▸ The request: In the entries below, find the lines with the word "учебно" and copy them.

━━━━━━

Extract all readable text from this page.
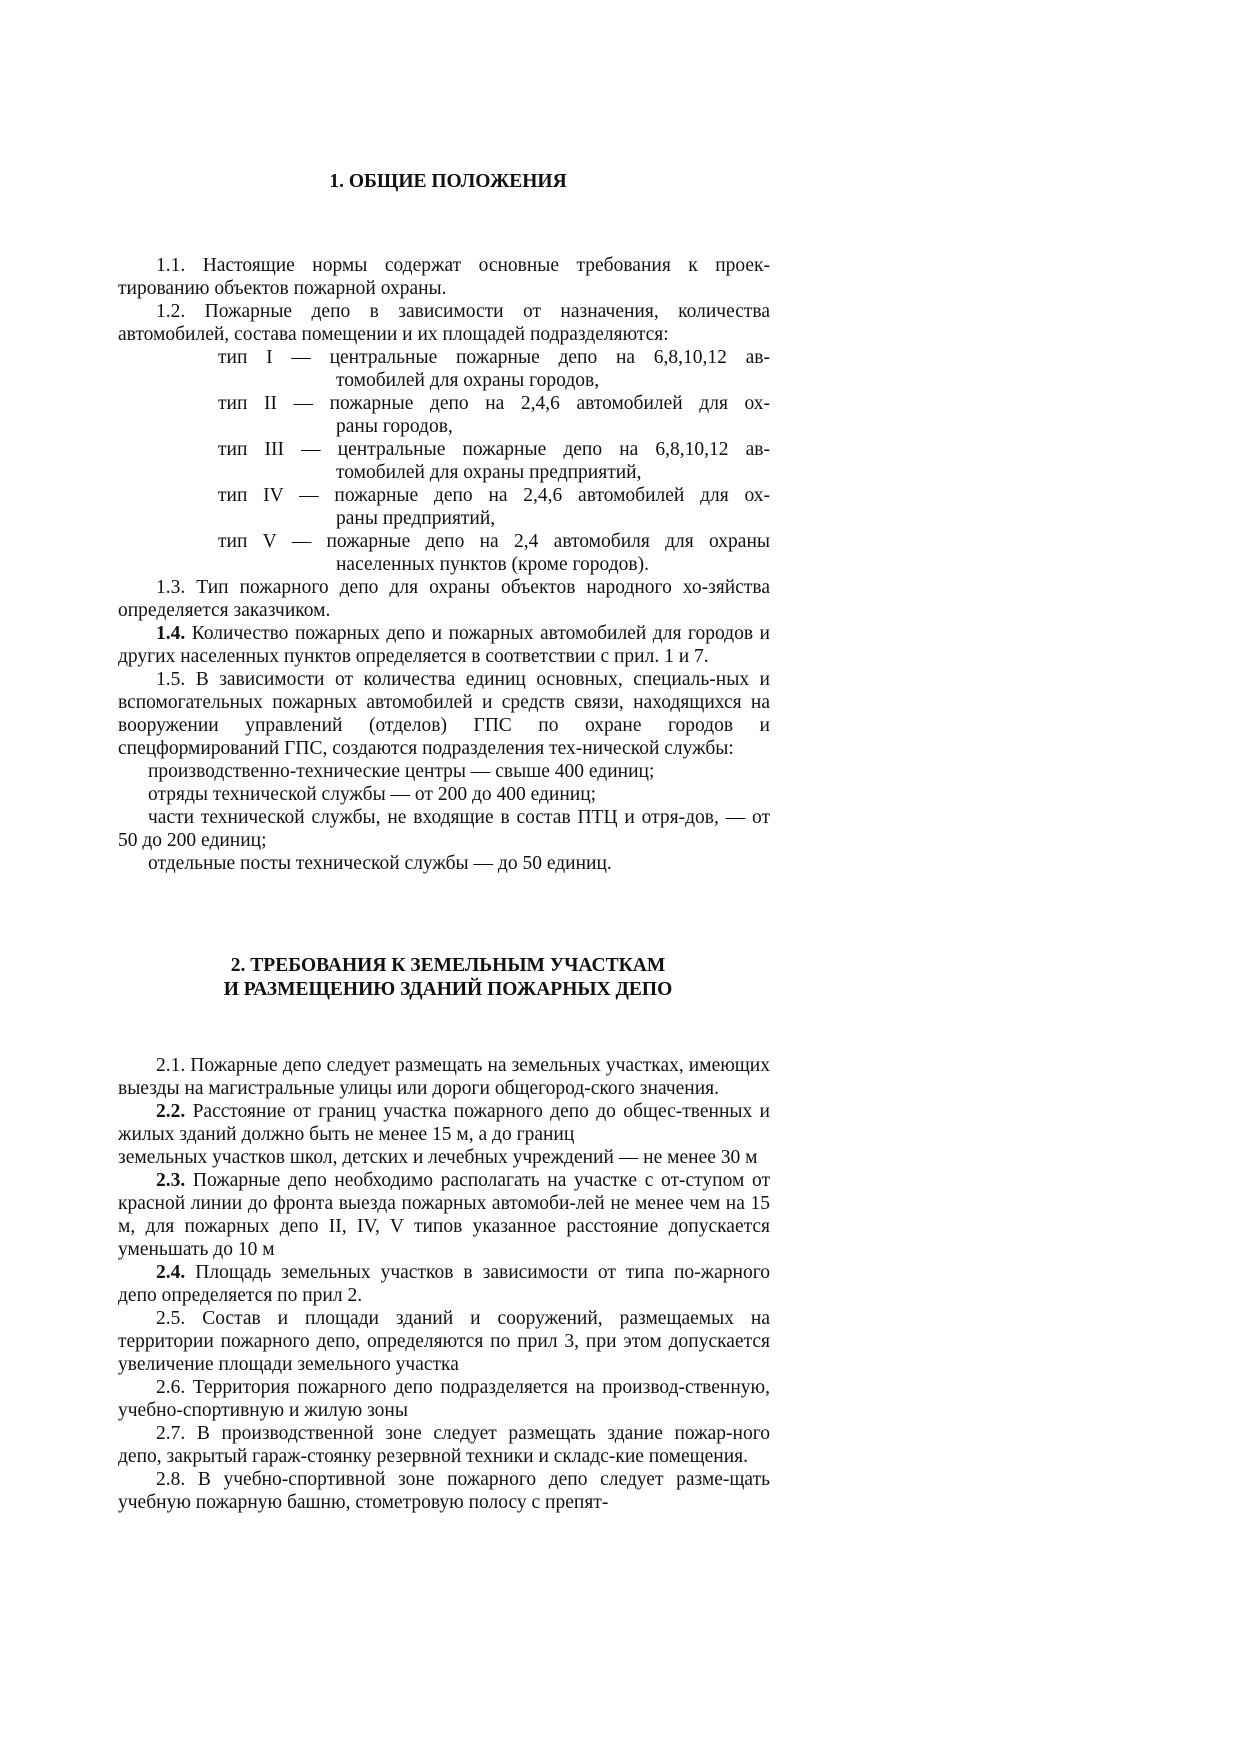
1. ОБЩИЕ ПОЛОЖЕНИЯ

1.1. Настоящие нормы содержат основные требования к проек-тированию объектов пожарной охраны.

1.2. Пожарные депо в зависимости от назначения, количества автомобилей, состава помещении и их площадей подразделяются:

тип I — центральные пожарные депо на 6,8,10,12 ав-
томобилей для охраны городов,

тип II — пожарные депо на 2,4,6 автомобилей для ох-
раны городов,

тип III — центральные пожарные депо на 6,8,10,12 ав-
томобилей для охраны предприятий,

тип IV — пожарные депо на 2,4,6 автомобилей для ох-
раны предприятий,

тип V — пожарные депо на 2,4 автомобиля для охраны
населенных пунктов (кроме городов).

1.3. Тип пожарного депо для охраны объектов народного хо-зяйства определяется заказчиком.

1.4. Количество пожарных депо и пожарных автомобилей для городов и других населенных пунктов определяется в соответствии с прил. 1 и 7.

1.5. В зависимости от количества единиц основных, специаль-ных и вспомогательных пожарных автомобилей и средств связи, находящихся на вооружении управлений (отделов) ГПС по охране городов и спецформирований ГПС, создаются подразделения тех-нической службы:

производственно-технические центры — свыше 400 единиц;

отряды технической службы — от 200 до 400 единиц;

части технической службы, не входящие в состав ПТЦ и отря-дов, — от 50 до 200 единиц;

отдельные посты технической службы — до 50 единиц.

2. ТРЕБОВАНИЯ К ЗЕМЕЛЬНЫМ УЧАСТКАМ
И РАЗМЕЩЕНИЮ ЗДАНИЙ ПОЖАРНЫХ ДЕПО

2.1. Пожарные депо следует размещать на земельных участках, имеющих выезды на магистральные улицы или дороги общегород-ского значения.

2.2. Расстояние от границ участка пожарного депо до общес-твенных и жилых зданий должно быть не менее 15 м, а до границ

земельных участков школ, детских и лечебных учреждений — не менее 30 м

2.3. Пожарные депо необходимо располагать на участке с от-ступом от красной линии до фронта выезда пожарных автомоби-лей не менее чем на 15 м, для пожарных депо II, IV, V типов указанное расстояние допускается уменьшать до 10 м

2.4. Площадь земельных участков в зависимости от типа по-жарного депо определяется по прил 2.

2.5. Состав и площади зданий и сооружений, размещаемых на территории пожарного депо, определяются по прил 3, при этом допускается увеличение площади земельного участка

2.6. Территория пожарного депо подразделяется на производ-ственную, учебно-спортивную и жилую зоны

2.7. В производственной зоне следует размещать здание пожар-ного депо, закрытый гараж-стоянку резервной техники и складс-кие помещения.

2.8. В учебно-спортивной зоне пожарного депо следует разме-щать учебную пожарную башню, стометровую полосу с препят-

━━━━━━

▸ Task answer:
2.6. Территория пожарного депо подразделяется на производ-ственную, учебно-спортивную и жилую зоны
2.8. В учебно-спортивной зоне пожарного депо следует разме-щать учебную пожарную башню, стометровую полосу с препят-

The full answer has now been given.